→ DIRECTION
Rewrite everything from the line containing "environment-bar-chart: 0K 10K" down to the line containing "select-all-checkbox[interactable] xyxy=(722,364,728,370)", changing each "row-name-link" to "row-label-link" and leaving everything else unchanged. Return only those lines.

→ DATASET CONTENT
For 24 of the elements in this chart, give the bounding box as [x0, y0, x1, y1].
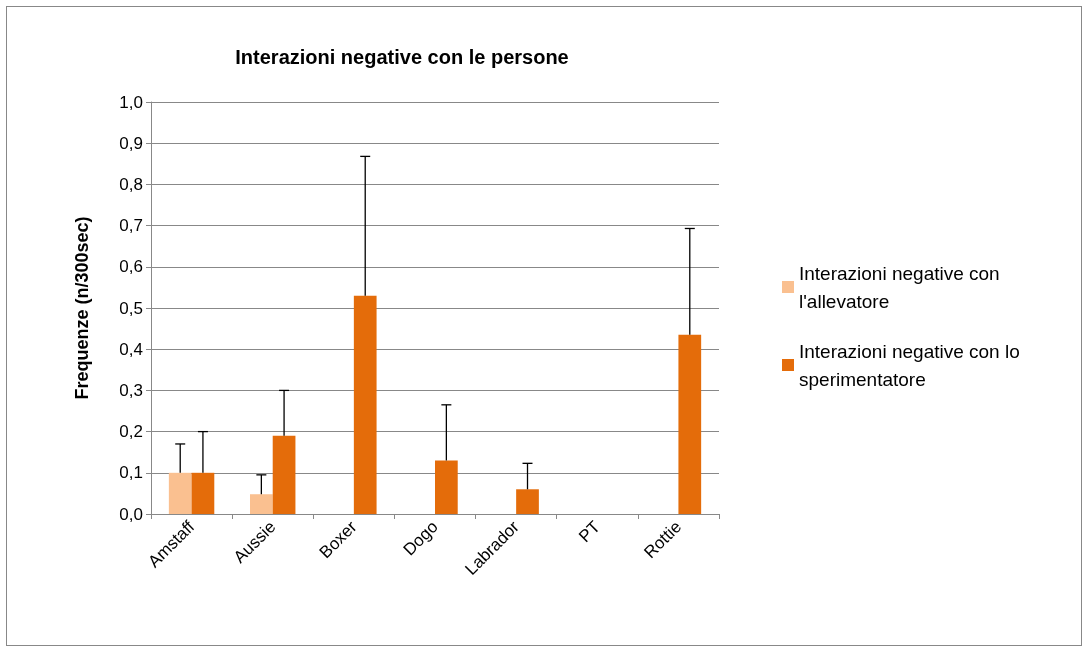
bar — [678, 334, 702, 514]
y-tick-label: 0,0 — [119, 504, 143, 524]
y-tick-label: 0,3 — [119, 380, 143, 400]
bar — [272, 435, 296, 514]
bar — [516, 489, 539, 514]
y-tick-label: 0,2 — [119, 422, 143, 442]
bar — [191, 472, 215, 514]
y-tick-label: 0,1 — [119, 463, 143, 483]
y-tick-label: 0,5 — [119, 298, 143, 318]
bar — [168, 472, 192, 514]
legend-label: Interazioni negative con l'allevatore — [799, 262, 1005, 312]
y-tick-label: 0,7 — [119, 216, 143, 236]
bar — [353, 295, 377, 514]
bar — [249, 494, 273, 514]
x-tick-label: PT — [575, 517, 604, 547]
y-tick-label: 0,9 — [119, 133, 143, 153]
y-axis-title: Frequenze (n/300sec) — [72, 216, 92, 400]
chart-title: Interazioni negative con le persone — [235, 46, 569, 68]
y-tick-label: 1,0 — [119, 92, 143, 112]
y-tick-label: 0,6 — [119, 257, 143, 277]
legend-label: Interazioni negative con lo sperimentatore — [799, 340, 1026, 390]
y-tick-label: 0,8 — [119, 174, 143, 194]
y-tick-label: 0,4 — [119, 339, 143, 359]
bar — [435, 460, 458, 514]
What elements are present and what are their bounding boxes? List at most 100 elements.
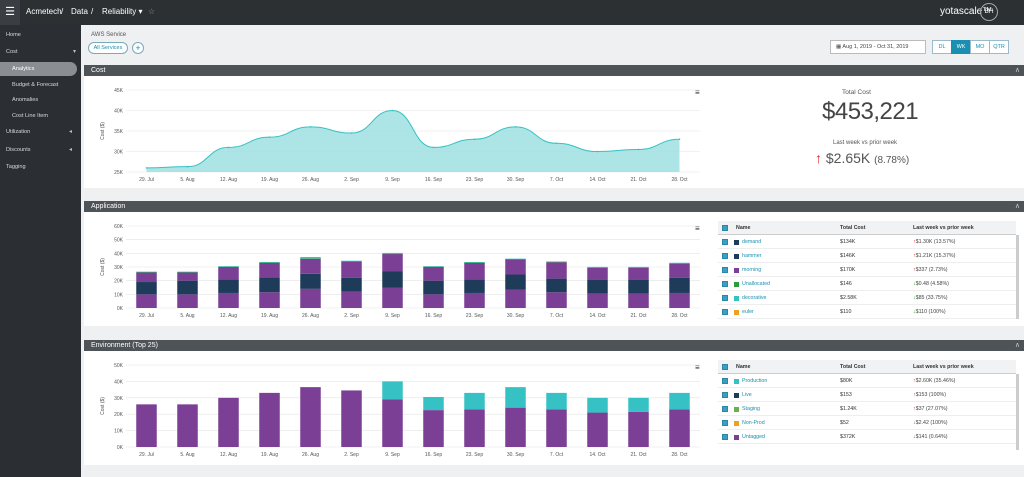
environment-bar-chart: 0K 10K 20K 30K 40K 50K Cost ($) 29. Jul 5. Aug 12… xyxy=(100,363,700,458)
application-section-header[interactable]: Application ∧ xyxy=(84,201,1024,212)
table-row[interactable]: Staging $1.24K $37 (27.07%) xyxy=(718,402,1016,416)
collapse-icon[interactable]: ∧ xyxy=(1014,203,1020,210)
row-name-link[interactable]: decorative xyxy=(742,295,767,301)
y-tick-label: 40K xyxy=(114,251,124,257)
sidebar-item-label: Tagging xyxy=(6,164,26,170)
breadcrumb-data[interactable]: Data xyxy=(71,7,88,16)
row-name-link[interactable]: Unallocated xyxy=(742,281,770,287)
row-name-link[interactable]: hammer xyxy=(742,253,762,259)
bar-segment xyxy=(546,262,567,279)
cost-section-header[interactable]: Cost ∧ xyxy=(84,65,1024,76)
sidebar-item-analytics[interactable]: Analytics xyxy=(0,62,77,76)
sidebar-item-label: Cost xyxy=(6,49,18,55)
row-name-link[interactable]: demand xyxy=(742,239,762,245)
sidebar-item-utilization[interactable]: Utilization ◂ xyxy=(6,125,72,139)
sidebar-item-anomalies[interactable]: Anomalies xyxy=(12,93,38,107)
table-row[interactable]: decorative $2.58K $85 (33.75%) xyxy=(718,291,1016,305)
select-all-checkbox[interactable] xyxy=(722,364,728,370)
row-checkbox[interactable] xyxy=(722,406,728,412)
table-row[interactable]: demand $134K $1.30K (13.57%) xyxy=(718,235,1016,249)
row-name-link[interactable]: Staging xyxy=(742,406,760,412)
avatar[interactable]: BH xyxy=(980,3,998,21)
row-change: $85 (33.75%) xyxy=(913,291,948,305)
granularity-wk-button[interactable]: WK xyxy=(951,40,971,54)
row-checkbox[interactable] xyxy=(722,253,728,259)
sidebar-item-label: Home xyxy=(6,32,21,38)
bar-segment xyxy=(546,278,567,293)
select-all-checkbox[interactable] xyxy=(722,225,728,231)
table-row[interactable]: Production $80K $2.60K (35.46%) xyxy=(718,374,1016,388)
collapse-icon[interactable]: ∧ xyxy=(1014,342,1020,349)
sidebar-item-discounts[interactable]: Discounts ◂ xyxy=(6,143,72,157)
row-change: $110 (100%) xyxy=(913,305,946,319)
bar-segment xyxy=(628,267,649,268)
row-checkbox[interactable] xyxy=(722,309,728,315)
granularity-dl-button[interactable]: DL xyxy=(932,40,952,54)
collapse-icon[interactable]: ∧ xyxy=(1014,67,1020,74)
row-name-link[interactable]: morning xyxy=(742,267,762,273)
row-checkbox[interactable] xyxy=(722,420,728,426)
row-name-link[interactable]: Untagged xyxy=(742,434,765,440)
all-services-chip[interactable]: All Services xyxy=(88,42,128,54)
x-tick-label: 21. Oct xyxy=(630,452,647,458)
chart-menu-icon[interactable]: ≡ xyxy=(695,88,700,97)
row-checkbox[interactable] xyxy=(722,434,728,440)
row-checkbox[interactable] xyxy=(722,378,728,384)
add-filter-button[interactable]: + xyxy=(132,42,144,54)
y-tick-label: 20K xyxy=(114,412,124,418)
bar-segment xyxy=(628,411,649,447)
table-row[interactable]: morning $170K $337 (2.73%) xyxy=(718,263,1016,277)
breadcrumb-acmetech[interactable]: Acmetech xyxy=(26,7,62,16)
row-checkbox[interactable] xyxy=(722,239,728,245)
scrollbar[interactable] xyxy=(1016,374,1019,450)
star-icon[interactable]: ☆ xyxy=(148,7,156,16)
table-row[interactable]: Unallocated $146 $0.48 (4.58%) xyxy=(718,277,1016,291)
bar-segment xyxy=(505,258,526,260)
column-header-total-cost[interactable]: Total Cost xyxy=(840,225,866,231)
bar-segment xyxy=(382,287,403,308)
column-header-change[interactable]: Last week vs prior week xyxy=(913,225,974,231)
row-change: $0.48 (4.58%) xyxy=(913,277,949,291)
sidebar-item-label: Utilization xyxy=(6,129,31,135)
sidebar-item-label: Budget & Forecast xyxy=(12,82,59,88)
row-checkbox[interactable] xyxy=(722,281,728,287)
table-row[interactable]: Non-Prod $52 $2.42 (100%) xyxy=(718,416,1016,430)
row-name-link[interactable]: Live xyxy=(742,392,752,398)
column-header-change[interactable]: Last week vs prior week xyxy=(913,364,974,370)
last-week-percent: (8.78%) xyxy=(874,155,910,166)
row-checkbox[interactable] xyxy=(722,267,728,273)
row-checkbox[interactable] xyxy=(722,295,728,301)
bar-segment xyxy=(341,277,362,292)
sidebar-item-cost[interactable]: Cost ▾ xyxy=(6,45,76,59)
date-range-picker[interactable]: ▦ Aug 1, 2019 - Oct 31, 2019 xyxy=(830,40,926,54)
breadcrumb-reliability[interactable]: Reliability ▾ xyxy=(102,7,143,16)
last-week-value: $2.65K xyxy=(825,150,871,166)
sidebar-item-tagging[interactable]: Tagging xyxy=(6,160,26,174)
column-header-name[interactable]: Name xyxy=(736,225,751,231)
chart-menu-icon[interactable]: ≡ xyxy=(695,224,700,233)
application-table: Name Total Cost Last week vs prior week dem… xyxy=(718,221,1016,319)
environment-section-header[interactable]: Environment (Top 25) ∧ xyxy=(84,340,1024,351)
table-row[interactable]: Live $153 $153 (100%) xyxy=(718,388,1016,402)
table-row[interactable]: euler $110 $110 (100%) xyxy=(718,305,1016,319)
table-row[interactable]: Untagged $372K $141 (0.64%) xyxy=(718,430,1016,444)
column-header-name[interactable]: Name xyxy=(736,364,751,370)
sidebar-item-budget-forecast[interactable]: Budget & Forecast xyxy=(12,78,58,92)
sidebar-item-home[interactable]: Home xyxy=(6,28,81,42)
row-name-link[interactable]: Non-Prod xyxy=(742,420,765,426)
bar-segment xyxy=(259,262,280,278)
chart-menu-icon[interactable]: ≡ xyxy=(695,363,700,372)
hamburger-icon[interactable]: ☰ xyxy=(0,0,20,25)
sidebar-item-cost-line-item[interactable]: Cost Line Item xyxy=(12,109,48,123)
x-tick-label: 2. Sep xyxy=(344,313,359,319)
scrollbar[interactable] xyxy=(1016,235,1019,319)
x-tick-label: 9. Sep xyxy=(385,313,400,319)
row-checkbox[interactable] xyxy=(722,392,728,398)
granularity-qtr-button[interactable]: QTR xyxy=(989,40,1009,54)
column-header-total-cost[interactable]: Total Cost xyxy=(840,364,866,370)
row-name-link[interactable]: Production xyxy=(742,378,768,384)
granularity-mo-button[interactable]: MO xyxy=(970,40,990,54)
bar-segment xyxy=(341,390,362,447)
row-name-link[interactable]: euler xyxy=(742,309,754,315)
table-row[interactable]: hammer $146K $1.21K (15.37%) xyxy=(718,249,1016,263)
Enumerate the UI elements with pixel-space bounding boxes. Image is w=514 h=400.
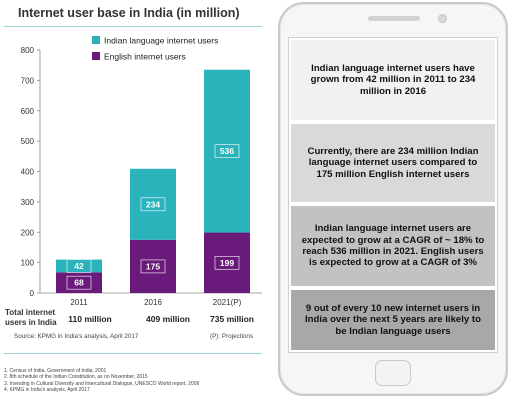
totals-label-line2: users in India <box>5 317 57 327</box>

→ EXERCISE SOLUTION
environment-bar-chart: 0K 10K 20K 30K 40K 50K Cost ($) 29. Jul 5. Aug 12… xyxy=(100,363,700,458)
application-section-header[interactable]: Application ∧ xyxy=(84,201,1024,212)
table-row[interactable]: Staging $1.24K $37 (27.07%) xyxy=(718,402,1016,416)
collapse-icon[interactable]: ∧ xyxy=(1014,203,1020,210)
row-label-link[interactable]: decorative xyxy=(742,295,767,301)
y-tick-label: 40K xyxy=(114,251,124,257)
sidebar-item-label: Tagging xyxy=(6,164,26,170)
breadcrumb-data[interactable]: Data xyxy=(71,7,88,16)
row-label-link[interactable]: Unallocated xyxy=(742,281,770,287)
row-label-link[interactable]: hammer xyxy=(742,253,762,259)
bar-segment xyxy=(546,262,567,279)
cost-section-header[interactable]: Cost ∧ xyxy=(84,65,1024,76)
sidebar-item-analytics[interactable]: Analytics xyxy=(0,62,77,76)
sidebar-item-label: Cost xyxy=(6,49,18,55)
row-label-link[interactable]: demand xyxy=(742,239,762,245)
sidebar-item-utilization[interactable]: Utilization ◂ xyxy=(6,125,72,139)
sidebar-item-anomalies[interactable]: Anomalies xyxy=(12,93,38,107)
table-row[interactable]: decorative $2.58K $85 (33.75%) xyxy=(718,291,1016,305)
select-all-checkbox[interactable] xyxy=(722,364,728,370)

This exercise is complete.